» **Task statement**
All lines in the data bearing the string "Single" should be identified and copied.

» **Figure record extracts**

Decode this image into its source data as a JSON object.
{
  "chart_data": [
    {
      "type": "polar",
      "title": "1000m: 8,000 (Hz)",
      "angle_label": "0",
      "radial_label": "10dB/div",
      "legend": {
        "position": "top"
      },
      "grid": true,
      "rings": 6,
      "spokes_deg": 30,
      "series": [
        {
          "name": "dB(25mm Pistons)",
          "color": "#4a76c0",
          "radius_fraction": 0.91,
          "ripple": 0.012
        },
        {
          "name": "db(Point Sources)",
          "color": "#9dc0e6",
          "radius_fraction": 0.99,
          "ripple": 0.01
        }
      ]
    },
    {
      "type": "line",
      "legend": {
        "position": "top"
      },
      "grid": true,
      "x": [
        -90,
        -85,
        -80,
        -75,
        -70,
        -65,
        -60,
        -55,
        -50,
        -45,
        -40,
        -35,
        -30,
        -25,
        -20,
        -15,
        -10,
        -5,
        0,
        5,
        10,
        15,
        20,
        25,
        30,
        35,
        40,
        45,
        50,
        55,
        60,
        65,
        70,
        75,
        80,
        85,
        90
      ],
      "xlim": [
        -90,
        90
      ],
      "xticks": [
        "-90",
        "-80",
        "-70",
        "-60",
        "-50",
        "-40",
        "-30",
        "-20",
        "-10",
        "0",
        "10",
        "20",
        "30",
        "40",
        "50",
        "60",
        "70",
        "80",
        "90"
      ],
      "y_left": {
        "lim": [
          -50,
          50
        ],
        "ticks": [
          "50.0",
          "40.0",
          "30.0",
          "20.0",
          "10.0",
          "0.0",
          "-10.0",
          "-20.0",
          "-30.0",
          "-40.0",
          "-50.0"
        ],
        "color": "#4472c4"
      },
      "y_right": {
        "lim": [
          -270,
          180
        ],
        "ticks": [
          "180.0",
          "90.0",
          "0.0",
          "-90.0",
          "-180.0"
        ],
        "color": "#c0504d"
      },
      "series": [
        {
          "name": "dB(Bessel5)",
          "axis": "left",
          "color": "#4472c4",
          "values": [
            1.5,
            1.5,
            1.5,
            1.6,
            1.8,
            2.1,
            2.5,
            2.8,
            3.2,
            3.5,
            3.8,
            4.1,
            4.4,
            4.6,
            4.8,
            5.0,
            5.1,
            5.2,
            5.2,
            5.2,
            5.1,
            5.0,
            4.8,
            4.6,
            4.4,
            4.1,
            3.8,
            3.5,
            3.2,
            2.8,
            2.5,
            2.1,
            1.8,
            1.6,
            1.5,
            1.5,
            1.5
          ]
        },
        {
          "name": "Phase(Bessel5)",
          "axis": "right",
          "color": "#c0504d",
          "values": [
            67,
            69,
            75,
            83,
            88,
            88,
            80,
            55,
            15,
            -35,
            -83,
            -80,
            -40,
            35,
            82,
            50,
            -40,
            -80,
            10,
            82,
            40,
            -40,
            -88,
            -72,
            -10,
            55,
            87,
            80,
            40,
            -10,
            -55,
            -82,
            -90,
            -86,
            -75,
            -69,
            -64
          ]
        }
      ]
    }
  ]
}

--

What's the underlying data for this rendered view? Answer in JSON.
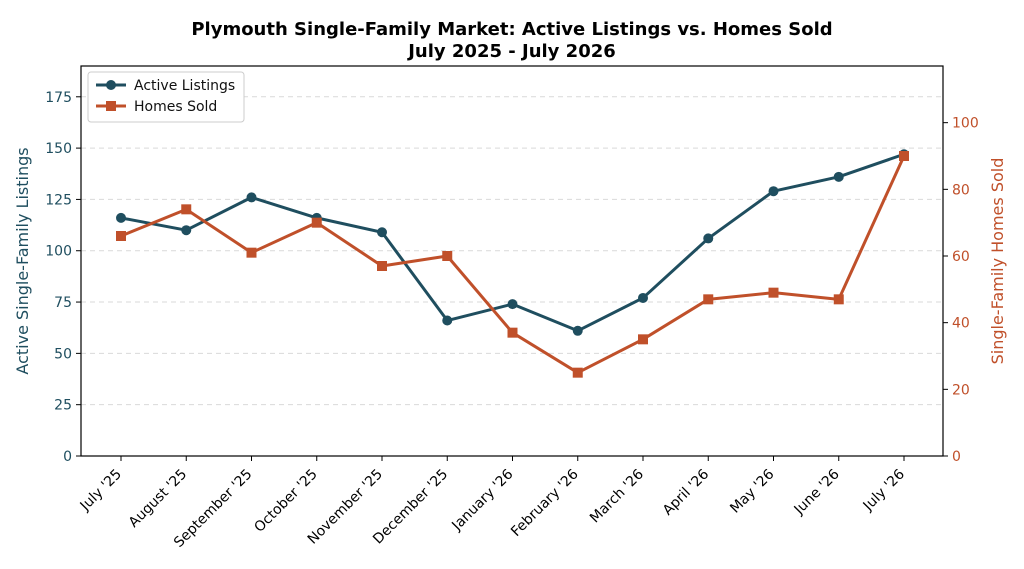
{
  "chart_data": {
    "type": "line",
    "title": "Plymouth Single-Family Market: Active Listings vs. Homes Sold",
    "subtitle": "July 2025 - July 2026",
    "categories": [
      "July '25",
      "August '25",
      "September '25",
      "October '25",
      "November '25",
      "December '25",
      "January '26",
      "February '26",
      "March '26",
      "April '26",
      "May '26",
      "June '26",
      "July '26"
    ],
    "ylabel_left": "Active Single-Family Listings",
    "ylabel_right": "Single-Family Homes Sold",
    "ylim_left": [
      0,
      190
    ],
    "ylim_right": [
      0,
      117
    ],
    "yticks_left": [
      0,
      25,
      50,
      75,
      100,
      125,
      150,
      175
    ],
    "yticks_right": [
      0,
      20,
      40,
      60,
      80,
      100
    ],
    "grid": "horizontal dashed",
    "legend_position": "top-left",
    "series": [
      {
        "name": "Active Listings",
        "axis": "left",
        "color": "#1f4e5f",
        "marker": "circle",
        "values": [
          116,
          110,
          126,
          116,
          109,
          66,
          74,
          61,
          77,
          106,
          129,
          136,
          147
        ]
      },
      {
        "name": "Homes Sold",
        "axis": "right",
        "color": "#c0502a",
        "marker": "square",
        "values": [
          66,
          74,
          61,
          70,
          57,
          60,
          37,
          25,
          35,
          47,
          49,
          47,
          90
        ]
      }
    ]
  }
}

» **Solution to the exercise**
    "title": "Plymouth Single-Family Market: Active Listings vs. Homes Sold",
    "ylabel_left": "Active Single-Family Listings",
    "ylabel_right": "Single-Family Homes Sold",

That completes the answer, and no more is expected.